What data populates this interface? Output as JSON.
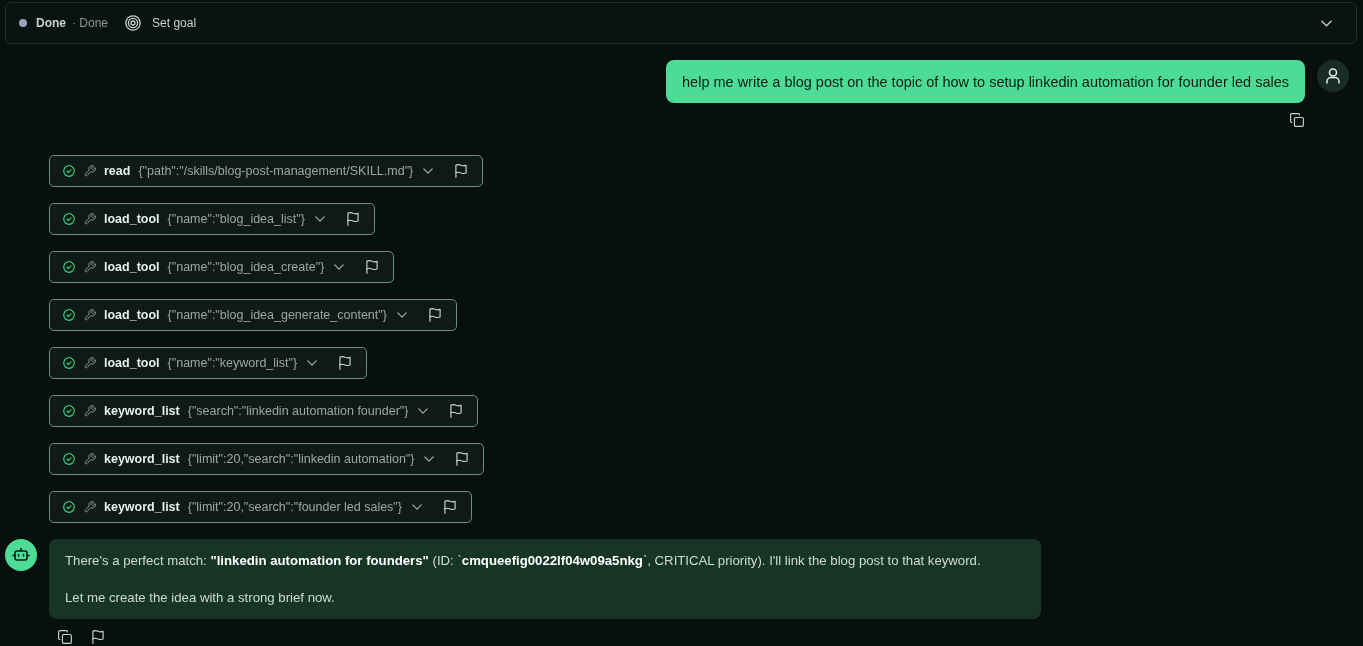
{
  "status_bar": {
    "state": "Done",
    "detail": "· Done",
    "goal_button": "Set goal",
    "expanded": false
  },
  "user_message": {
    "text": "help me write a blog post on the topic of how to setup linkedin automation for founder led sales"
  },
  "tool_calls": [
    {
      "name": "read",
      "args": "{\"path\":\"/skills/blog-post-management/SKILL.md\"}",
      "done": true
    },
    {
      "name": "load_tool",
      "args": "{\"name\":\"blog_idea_list\"}",
      "done": true
    },
    {
      "name": "load_tool",
      "args": "{\"name\":\"blog_idea_create\"}",
      "done": true
    },
    {
      "name": "load_tool",
      "args": "{\"name\":\"blog_idea_generate_content\"}",
      "done": true
    },
    {
      "name": "load_tool",
      "args": "{\"name\":\"keyword_list\"}",
      "done": true
    },
    {
      "name": "keyword_list",
      "args": "{\"search\":\"linkedin automation founder\"}",
      "done": true
    },
    {
      "name": "keyword_list",
      "args": "{\"limit\":20,\"search\":\"linkedin automation\"}",
      "done": true
    },
    {
      "name": "keyword_list",
      "args": "{\"limit\":20,\"search\":\"founder led sales\"}",
      "done": true
    }
  ],
  "assistant_message": {
    "paragraphs": [
      "There's a perfect match: **\"linkedin automation for founders\"** (ID: `**cmqueefig0022lf04w09a5nkg**`, CRITICAL priority). I'll link the blog post to that keyword.",
      "Let me create the idea with a strong brief now."
    ]
  }
}
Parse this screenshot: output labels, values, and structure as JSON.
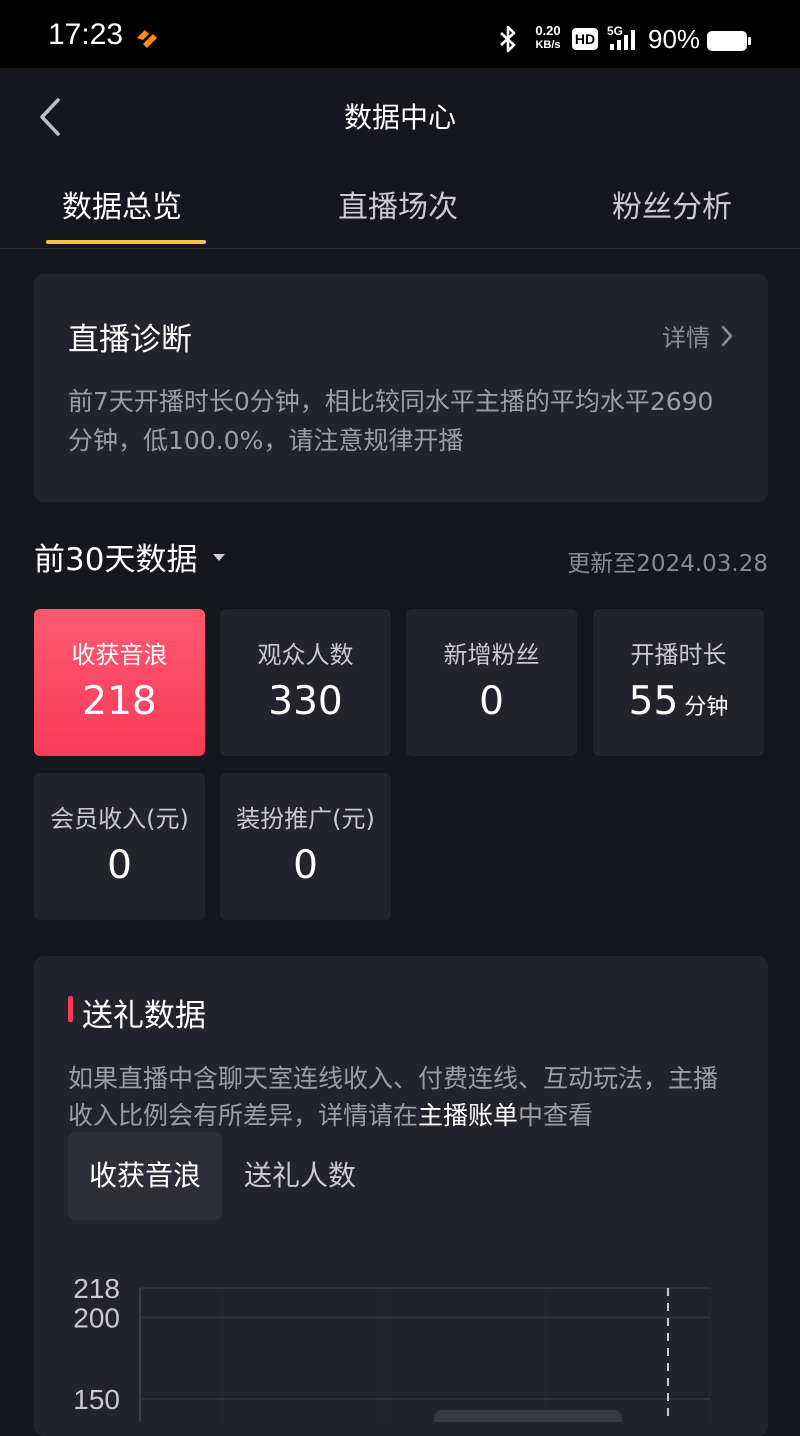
{
  "status_bar": {
    "time": "17:23",
    "net_speed_value": "0.20",
    "net_speed_unit": "KB/s",
    "hd_label": "HD",
    "network": "5G",
    "battery": "90%"
  },
  "header": {
    "title": "数据中心"
  },
  "tabs": [
    {
      "label": "数据总览",
      "active": true
    },
    {
      "label": "直播场次",
      "active": false
    },
    {
      "label": "粉丝分析",
      "active": false
    }
  ],
  "diagnosis": {
    "title": "直播诊断",
    "detail_label": "详情",
    "description": "前7天开播时长0分钟，相比较同水平主播的平均水平2690分钟，低100.0%，请注意规律开播"
  },
  "period": {
    "label": "前30天数据",
    "updated": "更新至2024.03.28"
  },
  "stats": [
    {
      "label": "收获音浪",
      "value": "218",
      "unit": "",
      "active": true
    },
    {
      "label": "观众人数",
      "value": "330",
      "unit": "",
      "active": false
    },
    {
      "label": "新增粉丝",
      "value": "0",
      "unit": "",
      "active": false
    },
    {
      "label": "开播时长",
      "value": "55",
      "unit": "分钟",
      "active": false
    },
    {
      "label": "会员收入(元)",
      "value": "0",
      "unit": "",
      "active": false
    },
    {
      "label": "装扮推广(元)",
      "value": "0",
      "unit": "",
      "active": false
    }
  ],
  "gift": {
    "title": "送礼数据",
    "desc_before": "如果直播中含聊天室连线收入、付费连线、互动玩法，主播收入比例会有所差异，详情请在",
    "desc_link": "主播账单",
    "desc_after": "中查看",
    "segments": [
      {
        "label": "收获音浪",
        "active": true
      },
      {
        "label": "送礼人数",
        "active": false
      }
    ]
  },
  "chart_data": {
    "type": "line",
    "y_ticks": [
      "218",
      "200",
      "150"
    ],
    "y_tick_values": [
      218,
      200,
      150
    ],
    "ylim": [
      150,
      218
    ],
    "grid": true,
    "accent": "#f83a58"
  },
  "colors": {
    "background": "#16161e",
    "card": "#23232d",
    "accent_red": "#f83a58",
    "tab_indicator": "#f5c242"
  }
}
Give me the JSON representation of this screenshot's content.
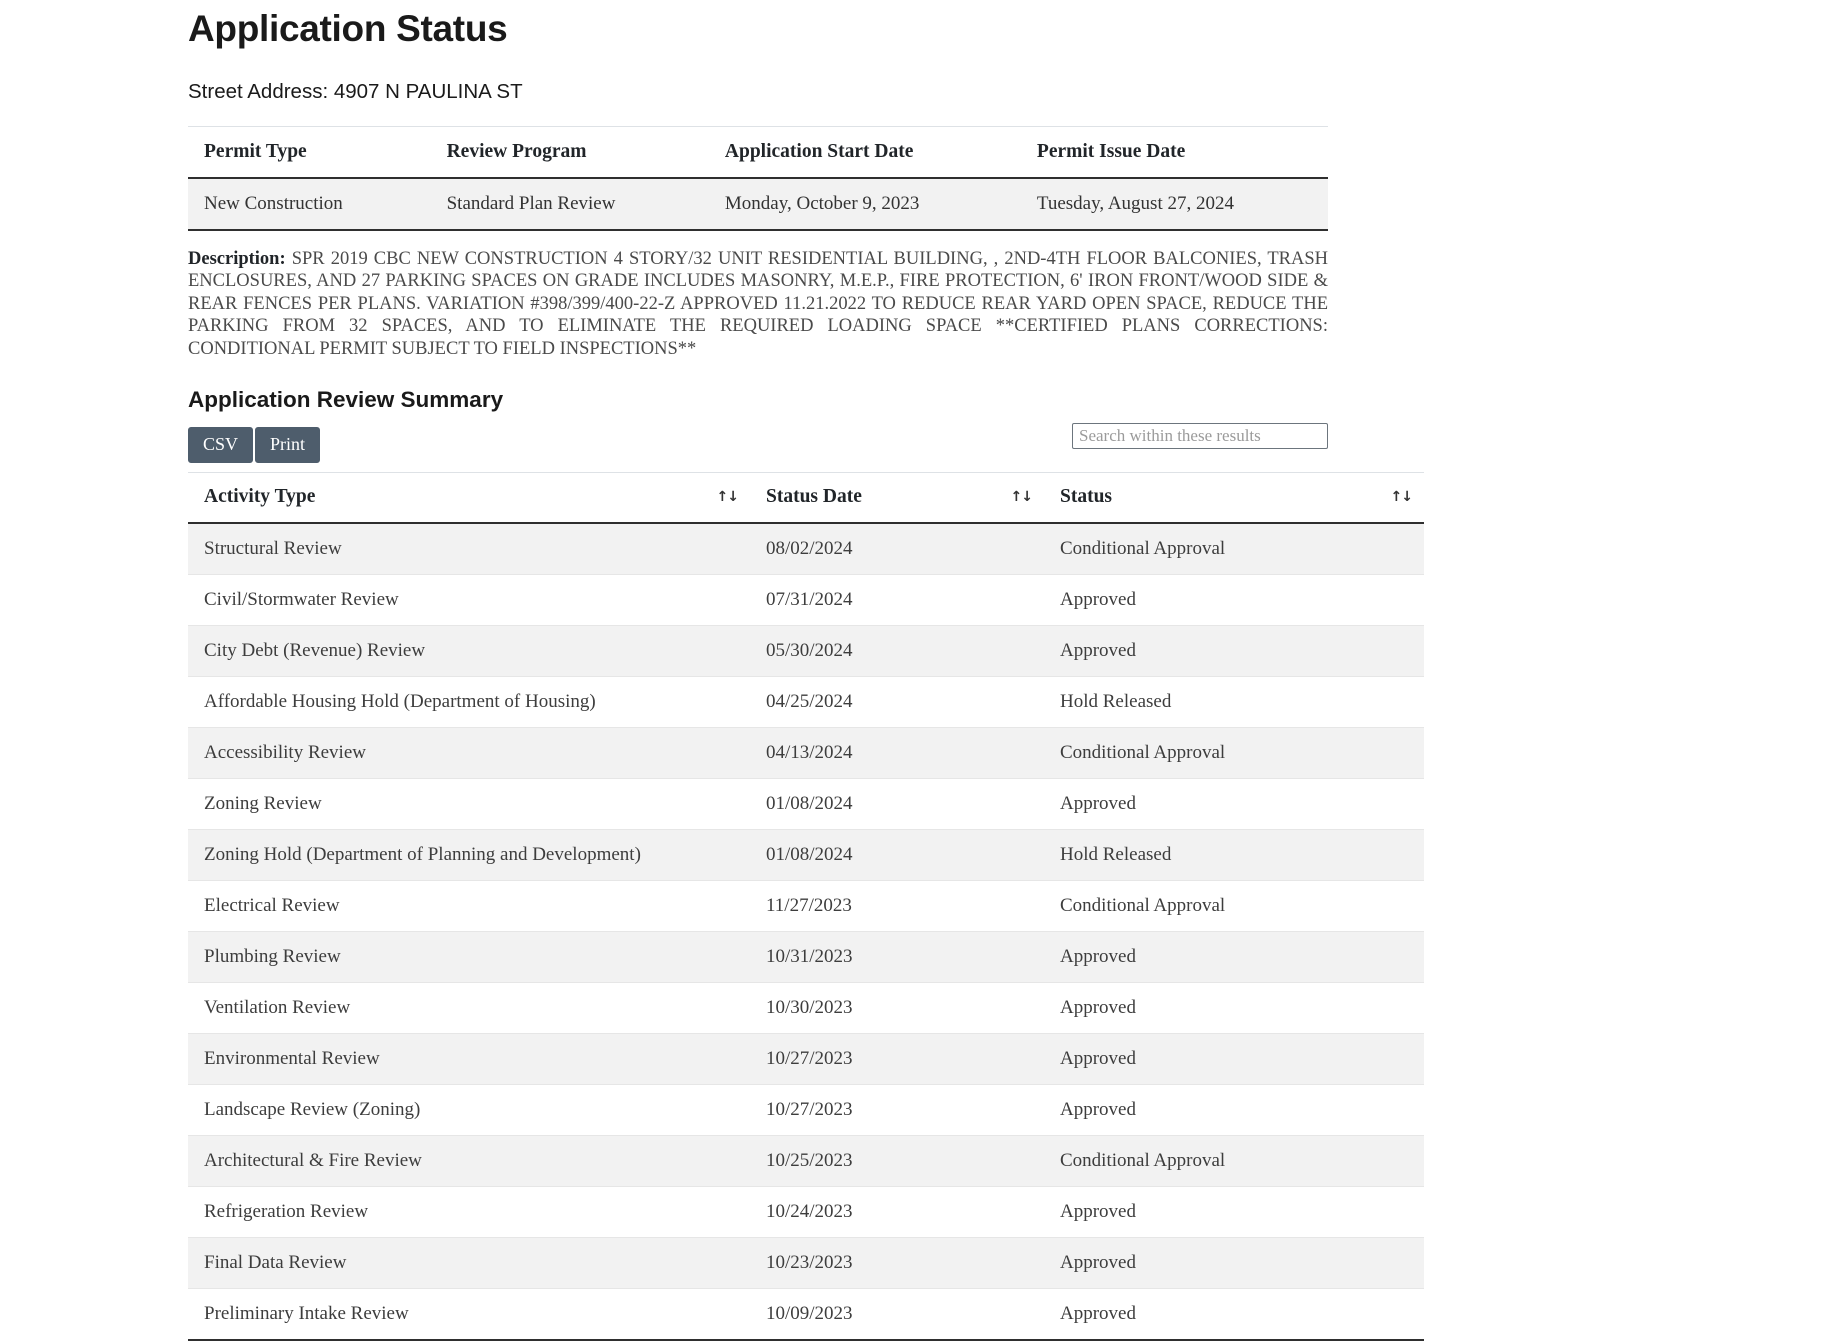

========================

* Exercise directions: Show the lines of the records that include the string "JSON".

* In response:
What data populates this interface? Output as JSON.
Parse this screenshot: output labels, values, and structure as JSON.
Give me the JSON representation of this screenshot's content.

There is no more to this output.